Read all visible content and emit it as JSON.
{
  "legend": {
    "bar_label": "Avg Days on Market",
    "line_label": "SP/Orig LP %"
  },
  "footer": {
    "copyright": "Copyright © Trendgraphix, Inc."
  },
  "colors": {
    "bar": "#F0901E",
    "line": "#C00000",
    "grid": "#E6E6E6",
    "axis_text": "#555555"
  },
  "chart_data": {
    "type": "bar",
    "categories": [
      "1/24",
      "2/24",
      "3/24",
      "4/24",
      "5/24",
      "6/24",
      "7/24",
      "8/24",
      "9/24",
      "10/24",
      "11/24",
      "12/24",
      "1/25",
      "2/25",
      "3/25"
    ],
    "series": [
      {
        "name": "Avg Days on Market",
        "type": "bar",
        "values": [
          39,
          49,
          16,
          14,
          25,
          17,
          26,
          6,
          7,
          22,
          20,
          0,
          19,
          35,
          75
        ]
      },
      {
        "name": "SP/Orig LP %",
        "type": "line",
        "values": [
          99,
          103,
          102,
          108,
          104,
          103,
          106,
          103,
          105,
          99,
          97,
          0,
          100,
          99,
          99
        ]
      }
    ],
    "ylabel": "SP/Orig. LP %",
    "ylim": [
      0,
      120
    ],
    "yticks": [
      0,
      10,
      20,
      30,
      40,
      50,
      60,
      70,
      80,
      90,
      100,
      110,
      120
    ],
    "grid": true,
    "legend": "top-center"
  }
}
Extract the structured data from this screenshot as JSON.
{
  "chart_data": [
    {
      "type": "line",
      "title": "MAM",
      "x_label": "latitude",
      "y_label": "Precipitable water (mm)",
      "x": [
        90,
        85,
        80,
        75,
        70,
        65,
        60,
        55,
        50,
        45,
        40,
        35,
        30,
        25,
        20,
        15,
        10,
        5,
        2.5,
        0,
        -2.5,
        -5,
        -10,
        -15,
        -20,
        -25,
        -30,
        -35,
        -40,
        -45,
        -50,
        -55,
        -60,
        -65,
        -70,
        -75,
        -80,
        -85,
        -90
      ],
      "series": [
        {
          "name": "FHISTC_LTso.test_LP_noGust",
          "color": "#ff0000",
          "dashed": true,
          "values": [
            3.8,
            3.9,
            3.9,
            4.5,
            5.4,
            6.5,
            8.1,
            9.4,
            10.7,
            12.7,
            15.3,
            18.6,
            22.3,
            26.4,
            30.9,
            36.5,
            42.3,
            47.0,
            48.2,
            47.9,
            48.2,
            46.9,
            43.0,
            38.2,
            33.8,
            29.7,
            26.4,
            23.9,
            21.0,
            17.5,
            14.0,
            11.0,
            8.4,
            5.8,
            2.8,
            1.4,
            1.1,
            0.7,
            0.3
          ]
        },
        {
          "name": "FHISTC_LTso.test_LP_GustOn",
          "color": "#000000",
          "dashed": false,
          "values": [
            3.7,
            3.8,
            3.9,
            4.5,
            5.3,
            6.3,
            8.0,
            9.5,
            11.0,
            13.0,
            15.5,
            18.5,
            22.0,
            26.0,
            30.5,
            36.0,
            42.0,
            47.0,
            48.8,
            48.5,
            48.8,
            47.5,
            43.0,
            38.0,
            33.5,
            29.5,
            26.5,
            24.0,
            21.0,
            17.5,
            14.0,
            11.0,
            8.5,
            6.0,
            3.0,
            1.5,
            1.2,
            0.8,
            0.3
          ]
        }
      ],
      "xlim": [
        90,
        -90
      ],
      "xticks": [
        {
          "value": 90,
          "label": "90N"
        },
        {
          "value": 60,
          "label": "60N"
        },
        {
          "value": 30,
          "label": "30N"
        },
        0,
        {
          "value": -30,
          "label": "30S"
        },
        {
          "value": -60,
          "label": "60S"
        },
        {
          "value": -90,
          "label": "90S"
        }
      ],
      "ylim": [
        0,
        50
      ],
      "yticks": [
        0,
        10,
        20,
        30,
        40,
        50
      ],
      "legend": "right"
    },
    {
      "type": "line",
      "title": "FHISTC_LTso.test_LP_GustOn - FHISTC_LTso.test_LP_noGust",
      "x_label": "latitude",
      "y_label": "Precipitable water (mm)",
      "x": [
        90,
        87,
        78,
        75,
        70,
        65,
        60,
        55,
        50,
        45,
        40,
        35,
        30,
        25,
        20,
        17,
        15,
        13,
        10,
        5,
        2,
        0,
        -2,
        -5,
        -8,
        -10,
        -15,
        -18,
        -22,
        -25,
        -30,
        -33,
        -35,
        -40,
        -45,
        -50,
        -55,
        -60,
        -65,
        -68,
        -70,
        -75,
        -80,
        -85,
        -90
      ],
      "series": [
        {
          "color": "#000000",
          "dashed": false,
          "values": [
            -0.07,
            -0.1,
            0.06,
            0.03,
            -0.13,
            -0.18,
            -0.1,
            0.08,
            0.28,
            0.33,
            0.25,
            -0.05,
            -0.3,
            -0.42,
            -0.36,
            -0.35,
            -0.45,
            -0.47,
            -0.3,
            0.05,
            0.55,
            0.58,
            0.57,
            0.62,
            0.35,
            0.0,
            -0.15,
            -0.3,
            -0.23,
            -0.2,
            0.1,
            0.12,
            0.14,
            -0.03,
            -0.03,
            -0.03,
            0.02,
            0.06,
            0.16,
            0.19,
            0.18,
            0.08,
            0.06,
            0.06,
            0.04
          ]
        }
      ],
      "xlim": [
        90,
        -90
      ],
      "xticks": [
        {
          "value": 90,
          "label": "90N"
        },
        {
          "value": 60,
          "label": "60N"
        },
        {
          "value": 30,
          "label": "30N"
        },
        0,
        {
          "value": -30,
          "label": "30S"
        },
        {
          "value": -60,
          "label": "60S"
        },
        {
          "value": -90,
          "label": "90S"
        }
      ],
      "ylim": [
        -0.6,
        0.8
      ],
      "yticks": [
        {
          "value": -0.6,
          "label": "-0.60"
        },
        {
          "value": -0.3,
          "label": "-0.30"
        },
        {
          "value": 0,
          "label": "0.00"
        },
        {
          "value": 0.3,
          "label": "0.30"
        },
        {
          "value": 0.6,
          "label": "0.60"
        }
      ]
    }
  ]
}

— STATED GOAL —
Reproduce the data in its entirety, matching each character.

— SOLVED PROBLEM —
Read all visible content and emit it as JSON.
{
  "legend": {
    "bar_label": "Avg Days on Market",
    "line_label": "SP/Orig LP %"
  },
  "footer": {
    "copyright": "Copyright © Trendgraphix, Inc."
  },
  "colors": {
    "bar": "#F0901E",
    "line": "#C00000",
    "grid": "#E6E6E6",
    "axis_text": "#555555"
  },
  "chart_data": {
    "type": "bar",
    "categories": [
      "1/24",
      "2/24",
      "3/24",
      "4/24",
      "5/24",
      "6/24",
      "7/24",
      "8/24",
      "9/24",
      "10/24",
      "11/24",
      "12/24",
      "1/25",
      "2/25",
      "3/25"
    ],
    "series": [
      {
        "name": "Avg Days on Market",
        "type": "bar",
        "values": [
          39,
          49,
          16,
          14,
          25,
          17,
          26,
          6,
          7,
          22,
          20,
          0,
          19,
          35,
          75
        ]
      },
      {
        "name": "SP/Orig LP %",
        "type": "line",
        "values": [
          99,
          103,
          102,
          108,
          104,
          103,
          106,
          103,
          105,
          99,
          97,
          0,
          100,
          99,
          99
        ]
      }
    ],
    "ylabel": "SP/Orig. LP %",
    "ylim": [
      0,
      120
    ],
    "yticks": [
      0,
      10,
      20,
      30,
      40,
      50,
      60,
      70,
      80,
      90,
      100,
      110,
      120
    ],
    "grid": true,
    "legend": "top-center"
  }
}
Extract the structured data from this screenshot as JSON.
{
  "chart_data": [
    {
      "type": "line",
      "title": "MAM",
      "x_label": "latitude",
      "y_label": "Precipitable water (mm)",
      "x": [
        90,
        85,
        80,
        75,
        70,
        65,
        60,
        55,
        50,
        45,
        40,
        35,
        30,
        25,
        20,
        15,
        10,
        5,
        2.5,
        0,
        -2.5,
        -5,
        -10,
        -15,
        -20,
        -25,
        -30,
        -35,
        -40,
        -45,
        -50,
        -55,
        -60,
        -65,
        -70,
        -75,
        -80,
        -85,
        -90
      ],
      "series": [
        {
          "name": "FHISTC_LTso.test_LP_noGust",
          "color": "#ff0000",
          "dashed": true,
          "values": [
            3.8,
            3.9,
            3.9,
            4.5,
            5.4,
            6.5,
            8.1,
            9.4,
            10.7,
            12.7,
            15.3,
            18.6,
            22.3,
            26.4,
            30.9,
            36.5,
            42.3,
            47.0,
            48.2,
            47.9,
            48.2,
            46.9,
            43.0,
            38.2,
            33.8,
            29.7,
            26.4,
            23.9,
            21.0,
            17.5,
            14.0,
            11.0,
            8.4,
            5.8,
            2.8,
            1.4,
            1.1,
            0.7,
            0.3
          ]
        },
        {
          "name": "FHISTC_LTso.test_LP_GustOn",
          "color": "#000000",
          "dashed": false,
          "values": [
            3.7,
            3.8,
            3.9,
            4.5,
            5.3,
            6.3,
            8.0,
            9.5,
            11.0,
            13.0,
            15.5,
            18.5,
            22.0,
            26.0,
            30.5,
            36.0,
            42.0,
            47.0,
            48.8,
            48.5,
            48.8,
            47.5,
            43.0,
            38.0,
            33.5,
            29.5,
            26.5,
            24.0,
            21.0,
            17.5,
            14.0,
            11.0,
            8.5,
            6.0,
            3.0,
            1.5,
            1.2,
            0.8,
            0.3
          ]
        }
      ],
      "xlim": [
        90,
        -90
      ],
      "xticks": [
        {
          "value": 90,
          "label": "90N"
        },
        {
          "value": 60,
          "label": "60N"
        },
        {
          "value": 30,
          "label": "30N"
        },
        0,
        {
          "value": -30,
          "label": "30S"
        },
        {
          "value": -60,
          "label": "60S"
        },
        {
          "value": -90,
          "label": "90S"
        }
      ],
      "ylim": [
        0,
        50
      ],
      "yticks": [
        0,
        10,
        20,
        30,
        40,
        50
      ],
      "legend": "right"
    },
    {
      "type": "line",
      "title": "FHISTC_LTso.test_LP_GustOn - FHISTC_LTso.test_LP_noGust",
      "x_label": "latitude",
      "y_label": "Precipitable water (mm)",
      "x": [
        90,
        87,
        78,
        75,
        70,
        65,
        60,
        55,
        50,
        45,
        40,
        35,
        30,
        25,
        20,
        17,
        15,
        13,
        10,
        5,
        2,
        0,
        -2,
        -5,
        -8,
        -10,
        -15,
        -18,
        -22,
        -25,
        -30,
        -33,
        -35,
        -40,
        -45,
        -50,
        -55,
        -60,
        -65,
        -68,
        -70,
        -75,
        -80,
        -85,
        -90
      ],
      "series": [
        {
          "color": "#000000",
          "dashed": false,
          "values": [
            -0.07,
            -0.1,
            0.06,
            0.03,
            -0.13,
            -0.18,
            -0.1,
            0.08,
            0.28,
            0.33,
            0.25,
            -0.05,
            -0.3,
            -0.42,
            -0.36,
            -0.35,
            -0.45,
            -0.47,
            -0.3,
            0.05,
            0.55,
            0.58,
            0.57,
            0.62,
            0.35,
            0.0,
            -0.15,
            -0.3,
            -0.23,
            -0.2,
            0.1,
            0.12,
            0.14,
            -0.03,
            -0.03,
            -0.03,
            0.02,
            0.06,
            0.16,
            0.19,
            0.18,
            0.08,
            0.06,
            0.06,
            0.04
          ]
        }
      ],
      "xlim": [
        90,
        -90
      ],
      "xticks": [
        {
          "value": 90,
          "label": "90N"
        },
        {
          "value": 60,
          "label": "60N"
        },
        {
          "value": 30,
          "label": "30N"
        },
        0,
        {
          "value": -30,
          "label": "30S"
        },
        {
          "value": -60,
          "label": "60S"
        },
        {
          "value": -90,
          "label": "90S"
        }
      ],
      "ylim": [
        -0.6,
        0.8
      ],
      "yticks": [
        {
          "value": -0.6,
          "label": "-0.60"
        },
        {
          "value": -0.3,
          "label": "-0.30"
        },
        {
          "value": 0,
          "label": "0.00"
        },
        {
          "value": 0.3,
          "label": "0.30"
        },
        {
          "value": 0.6,
          "label": "0.60"
        }
      ]
    }
  ]
}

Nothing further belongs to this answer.